** YOUR INSTRUCTIONS **
Go through the records below and restate each one word for word.

** INPUT RECORDS **

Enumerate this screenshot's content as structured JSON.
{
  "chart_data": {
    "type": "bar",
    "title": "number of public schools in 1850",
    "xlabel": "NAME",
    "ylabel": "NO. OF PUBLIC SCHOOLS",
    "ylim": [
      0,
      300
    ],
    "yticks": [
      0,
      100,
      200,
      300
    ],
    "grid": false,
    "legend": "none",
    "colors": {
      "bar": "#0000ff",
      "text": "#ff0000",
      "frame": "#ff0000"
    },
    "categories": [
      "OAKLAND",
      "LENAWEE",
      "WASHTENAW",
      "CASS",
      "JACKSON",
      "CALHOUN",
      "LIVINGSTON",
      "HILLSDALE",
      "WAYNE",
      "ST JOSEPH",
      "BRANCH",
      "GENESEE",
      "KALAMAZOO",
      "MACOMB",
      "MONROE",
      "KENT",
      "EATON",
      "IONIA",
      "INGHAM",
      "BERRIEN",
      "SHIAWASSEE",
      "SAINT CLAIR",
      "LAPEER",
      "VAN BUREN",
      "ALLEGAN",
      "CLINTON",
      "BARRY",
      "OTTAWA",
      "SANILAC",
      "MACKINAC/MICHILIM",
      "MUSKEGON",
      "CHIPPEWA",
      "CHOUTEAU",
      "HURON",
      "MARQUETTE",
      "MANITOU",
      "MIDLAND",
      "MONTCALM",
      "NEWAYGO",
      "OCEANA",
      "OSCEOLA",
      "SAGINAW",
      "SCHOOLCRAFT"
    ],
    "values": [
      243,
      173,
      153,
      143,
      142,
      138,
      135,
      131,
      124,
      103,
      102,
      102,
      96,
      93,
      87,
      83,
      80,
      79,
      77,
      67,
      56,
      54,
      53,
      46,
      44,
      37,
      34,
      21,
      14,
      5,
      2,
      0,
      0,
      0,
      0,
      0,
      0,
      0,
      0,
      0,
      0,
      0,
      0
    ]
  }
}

** RESULT BELOW **
Enumerate this screenshot's content as structured JSON.
{
  "chart_data": {
    "type": "bar",
    "title": "number of public schools in 1850",
    "xlabel": "NAME",
    "ylabel": "NO. OF PUBLIC SCHOOLS",
    "ylim": [
      0,
      300
    ],
    "yticks": [
      0,
      100,
      200,
      300
    ],
    "grid": false,
    "legend": "none",
    "colors": {
      "bar": "#0000ff",
      "text": "#ff0000",
      "frame": "#ff0000"
    },
    "categories": [
      "OAKLAND",
      "LENAWEE",
      "WASHTENAW",
      "CASS",
      "JACKSON",
      "CALHOUN",
      "LIVINGSTON",
      "HILLSDALE",
      "WAYNE",
      "ST JOSEPH",
      "BRANCH",
      "GENESEE",
      "KALAMAZOO",
      "MACOMB",
      "MONROE",
      "KENT",
      "EATON",
      "IONIA",
      "INGHAM",
      "BERRIEN",
      "SHIAWASSEE",
      "SAINT CLAIR",
      "LAPEER",
      "VAN BUREN",
      "ALLEGAN",
      "CLINTON",
      "BARRY",
      "OTTAWA",
      "SANILAC",
      "MACKINAC/MICHILIM",
      "MUSKEGON",
      "CHIPPEWA",
      "CHOUTEAU",
      "HURON",
      "MARQUETTE",
      "MANITOU",
      "MIDLAND",
      "MONTCALM",
      "NEWAYGO",
      "OCEANA",
      "OSCEOLA",
      "SAGINAW",
      "SCHOOLCRAFT"
    ],
    "values": [
      243,
      173,
      153,
      143,
      142,
      138,
      135,
      131,
      124,
      103,
      102,
      102,
      96,
      93,
      87,
      83,
      80,
      79,
      77,
      67,
      56,
      54,
      53,
      46,
      44,
      37,
      34,
      21,
      14,
      5,
      2,
      0,
      0,
      0,
      0,
      0,
      0,
      0,
      0,
      0,
      0,
      0,
      0
    ]
  }
}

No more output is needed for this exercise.